**Exercise description:**
Leave out the pictures and copy every record exactly.

**Extracted data:**
════════
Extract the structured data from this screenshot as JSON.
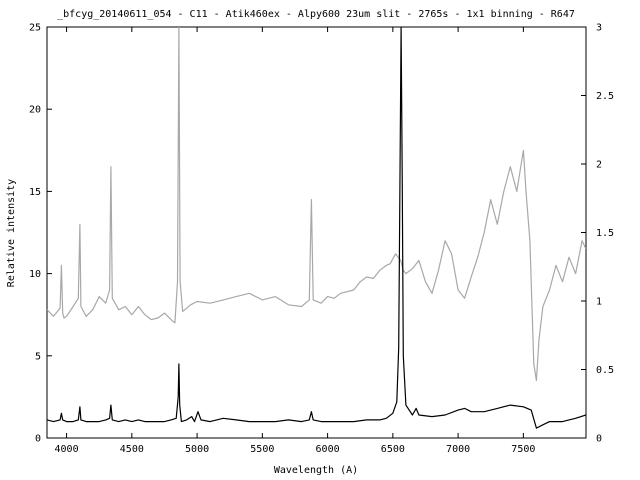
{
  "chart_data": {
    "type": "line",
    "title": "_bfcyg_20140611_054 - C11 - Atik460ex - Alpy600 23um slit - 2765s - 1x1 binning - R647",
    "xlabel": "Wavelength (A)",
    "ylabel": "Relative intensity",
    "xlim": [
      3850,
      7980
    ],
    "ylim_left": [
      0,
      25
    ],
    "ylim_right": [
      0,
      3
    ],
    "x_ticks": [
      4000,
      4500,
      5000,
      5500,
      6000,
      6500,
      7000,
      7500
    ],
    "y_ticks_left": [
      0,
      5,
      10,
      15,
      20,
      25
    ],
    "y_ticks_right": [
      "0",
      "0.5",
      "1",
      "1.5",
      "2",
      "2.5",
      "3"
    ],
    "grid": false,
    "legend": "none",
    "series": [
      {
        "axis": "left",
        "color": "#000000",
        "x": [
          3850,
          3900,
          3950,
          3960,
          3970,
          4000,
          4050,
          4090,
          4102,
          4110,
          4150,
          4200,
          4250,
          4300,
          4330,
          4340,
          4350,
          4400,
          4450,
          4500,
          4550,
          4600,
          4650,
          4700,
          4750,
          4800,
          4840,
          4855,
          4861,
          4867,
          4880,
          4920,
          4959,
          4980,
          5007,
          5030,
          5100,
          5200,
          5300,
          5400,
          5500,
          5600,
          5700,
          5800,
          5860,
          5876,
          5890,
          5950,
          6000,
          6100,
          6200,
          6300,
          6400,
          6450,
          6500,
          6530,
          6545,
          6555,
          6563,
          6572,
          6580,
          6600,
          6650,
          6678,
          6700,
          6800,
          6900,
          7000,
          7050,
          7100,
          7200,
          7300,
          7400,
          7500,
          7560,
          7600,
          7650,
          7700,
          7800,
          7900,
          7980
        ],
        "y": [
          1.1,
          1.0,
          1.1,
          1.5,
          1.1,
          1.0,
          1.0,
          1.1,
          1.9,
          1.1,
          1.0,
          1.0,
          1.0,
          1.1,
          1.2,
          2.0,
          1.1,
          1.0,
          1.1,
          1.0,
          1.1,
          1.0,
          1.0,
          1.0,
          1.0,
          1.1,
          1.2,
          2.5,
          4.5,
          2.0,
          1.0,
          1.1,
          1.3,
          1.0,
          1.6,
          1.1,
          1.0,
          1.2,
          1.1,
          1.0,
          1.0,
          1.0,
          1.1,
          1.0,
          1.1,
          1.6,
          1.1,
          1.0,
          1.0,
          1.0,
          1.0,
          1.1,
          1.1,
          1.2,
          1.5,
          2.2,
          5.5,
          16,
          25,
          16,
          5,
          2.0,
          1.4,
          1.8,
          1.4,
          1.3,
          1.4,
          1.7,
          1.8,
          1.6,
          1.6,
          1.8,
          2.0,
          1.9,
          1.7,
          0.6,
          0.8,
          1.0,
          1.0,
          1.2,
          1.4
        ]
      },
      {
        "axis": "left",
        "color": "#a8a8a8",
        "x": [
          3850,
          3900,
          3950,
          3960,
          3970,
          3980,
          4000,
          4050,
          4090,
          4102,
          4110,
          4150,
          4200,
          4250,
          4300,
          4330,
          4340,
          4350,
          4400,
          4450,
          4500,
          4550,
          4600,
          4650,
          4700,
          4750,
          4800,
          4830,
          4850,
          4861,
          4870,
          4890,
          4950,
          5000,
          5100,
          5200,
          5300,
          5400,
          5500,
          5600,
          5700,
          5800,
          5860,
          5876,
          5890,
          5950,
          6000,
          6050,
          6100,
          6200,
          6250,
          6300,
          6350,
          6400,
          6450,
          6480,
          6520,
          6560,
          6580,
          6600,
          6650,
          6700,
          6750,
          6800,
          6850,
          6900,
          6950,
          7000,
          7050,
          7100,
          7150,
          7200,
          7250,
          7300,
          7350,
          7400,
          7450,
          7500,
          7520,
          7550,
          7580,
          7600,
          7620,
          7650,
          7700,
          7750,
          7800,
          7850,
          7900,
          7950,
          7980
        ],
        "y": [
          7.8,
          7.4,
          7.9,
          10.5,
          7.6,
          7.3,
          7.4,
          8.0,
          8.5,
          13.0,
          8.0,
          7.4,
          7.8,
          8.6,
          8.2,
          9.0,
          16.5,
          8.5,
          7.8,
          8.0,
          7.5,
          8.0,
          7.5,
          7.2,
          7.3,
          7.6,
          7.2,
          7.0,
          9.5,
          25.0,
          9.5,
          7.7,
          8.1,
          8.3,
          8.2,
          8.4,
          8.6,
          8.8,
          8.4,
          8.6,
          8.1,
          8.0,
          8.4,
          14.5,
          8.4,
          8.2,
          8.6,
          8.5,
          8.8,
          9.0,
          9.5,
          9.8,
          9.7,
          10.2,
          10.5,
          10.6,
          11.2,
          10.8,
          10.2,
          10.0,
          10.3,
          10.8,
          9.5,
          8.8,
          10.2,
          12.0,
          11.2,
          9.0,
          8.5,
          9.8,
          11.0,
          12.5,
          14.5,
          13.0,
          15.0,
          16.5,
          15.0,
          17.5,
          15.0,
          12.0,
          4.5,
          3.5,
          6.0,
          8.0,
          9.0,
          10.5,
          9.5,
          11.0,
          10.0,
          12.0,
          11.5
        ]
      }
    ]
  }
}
════════
**Response to this task:**
Extract the structured data from this screenshot as JSON.
{
  "chart_data": {
    "type": "line",
    "title": "_bfcyg_20140611_054 - C11 - Atik460ex - Alpy600 23um slit - 2765s - 1x1 binning - R647",
    "xlabel": "Wavelength (A)",
    "ylabel": "Relative intensity",
    "xlim": [
      3850,
      7980
    ],
    "ylim_left": [
      0,
      25
    ],
    "ylim_right": [
      0,
      3
    ],
    "x_ticks": [
      4000,
      4500,
      5000,
      5500,
      6000,
      6500,
      7000,
      7500
    ],
    "y_ticks_left": [
      0,
      5,
      10,
      15,
      20,
      25
    ],
    "y_ticks_right": [
      "0",
      "0.5",
      "1",
      "1.5",
      "2",
      "2.5",
      "3"
    ],
    "grid": false,
    "legend": "none",
    "series": [
      {
        "axis": "left",
        "color": "#000000",
        "x": [
          3850,
          3900,
          3950,
          3960,
          3970,
          4000,
          4050,
          4090,
          4102,
          4110,
          4150,
          4200,
          4250,
          4300,
          4330,
          4340,
          4350,
          4400,
          4450,
          4500,
          4550,
          4600,
          4650,
          4700,
          4750,
          4800,
          4840,
          4855,
          4861,
          4867,
          4880,
          4920,
          4959,
          4980,
          5007,
          5030,
          5100,
          5200,
          5300,
          5400,
          5500,
          5600,
          5700,
          5800,
          5860,
          5876,
          5890,
          5950,
          6000,
          6100,
          6200,
          6300,
          6400,
          6450,
          6500,
          6530,
          6545,
          6555,
          6563,
          6572,
          6580,
          6600,
          6650,
          6678,
          6700,
          6800,
          6900,
          7000,
          7050,
          7100,
          7200,
          7300,
          7400,
          7500,
          7560,
          7600,
          7650,
          7700,
          7800,
          7900,
          7980
        ],
        "y": [
          1.1,
          1.0,
          1.1,
          1.5,
          1.1,
          1.0,
          1.0,
          1.1,
          1.9,
          1.1,
          1.0,
          1.0,
          1.0,
          1.1,
          1.2,
          2.0,
          1.1,
          1.0,
          1.1,
          1.0,
          1.1,
          1.0,
          1.0,
          1.0,
          1.0,
          1.1,
          1.2,
          2.5,
          4.5,
          2.0,
          1.0,
          1.1,
          1.3,
          1.0,
          1.6,
          1.1,
          1.0,
          1.2,
          1.1,
          1.0,
          1.0,
          1.0,
          1.1,
          1.0,
          1.1,
          1.6,
          1.1,
          1.0,
          1.0,
          1.0,
          1.0,
          1.1,
          1.1,
          1.2,
          1.5,
          2.2,
          5.5,
          16,
          25,
          16,
          5,
          2.0,
          1.4,
          1.8,
          1.4,
          1.3,
          1.4,
          1.7,
          1.8,
          1.6,
          1.6,
          1.8,
          2.0,
          1.9,
          1.7,
          0.6,
          0.8,
          1.0,
          1.0,
          1.2,
          1.4
        ]
      },
      {
        "axis": "left",
        "color": "#a8a8a8",
        "x": [
          3850,
          3900,
          3950,
          3960,
          3970,
          3980,
          4000,
          4050,
          4090,
          4102,
          4110,
          4150,
          4200,
          4250,
          4300,
          4330,
          4340,
          4350,
          4400,
          4450,
          4500,
          4550,
          4600,
          4650,
          4700,
          4750,
          4800,
          4830,
          4850,
          4861,
          4870,
          4890,
          4950,
          5000,
          5100,
          5200,
          5300,
          5400,
          5500,
          5600,
          5700,
          5800,
          5860,
          5876,
          5890,
          5950,
          6000,
          6050,
          6100,
          6200,
          6250,
          6300,
          6350,
          6400,
          6450,
          6480,
          6520,
          6560,
          6580,
          6600,
          6650,
          6700,
          6750,
          6800,
          6850,
          6900,
          6950,
          7000,
          7050,
          7100,
          7150,
          7200,
          7250,
          7300,
          7350,
          7400,
          7450,
          7500,
          7520,
          7550,
          7580,
          7600,
          7620,
          7650,
          7700,
          7750,
          7800,
          7850,
          7900,
          7950,
          7980
        ],
        "y": [
          7.8,
          7.4,
          7.9,
          10.5,
          7.6,
          7.3,
          7.4,
          8.0,
          8.5,
          13.0,
          8.0,
          7.4,
          7.8,
          8.6,
          8.2,
          9.0,
          16.5,
          8.5,
          7.8,
          8.0,
          7.5,
          8.0,
          7.5,
          7.2,
          7.3,
          7.6,
          7.2,
          7.0,
          9.5,
          25.0,
          9.5,
          7.7,
          8.1,
          8.3,
          8.2,
          8.4,
          8.6,
          8.8,
          8.4,
          8.6,
          8.1,
          8.0,
          8.4,
          14.5,
          8.4,
          8.2,
          8.6,
          8.5,
          8.8,
          9.0,
          9.5,
          9.8,
          9.7,
          10.2,
          10.5,
          10.6,
          11.2,
          10.8,
          10.2,
          10.0,
          10.3,
          10.8,
          9.5,
          8.8,
          10.2,
          12.0,
          11.2,
          9.0,
          8.5,
          9.8,
          11.0,
          12.5,
          14.5,
          13.0,
          15.0,
          16.5,
          15.0,
          17.5,
          15.0,
          12.0,
          4.5,
          3.5,
          6.0,
          8.0,
          9.0,
          10.5,
          9.5,
          11.0,
          10.0,
          12.0,
          11.5
        ]
      }
    ]
  }
}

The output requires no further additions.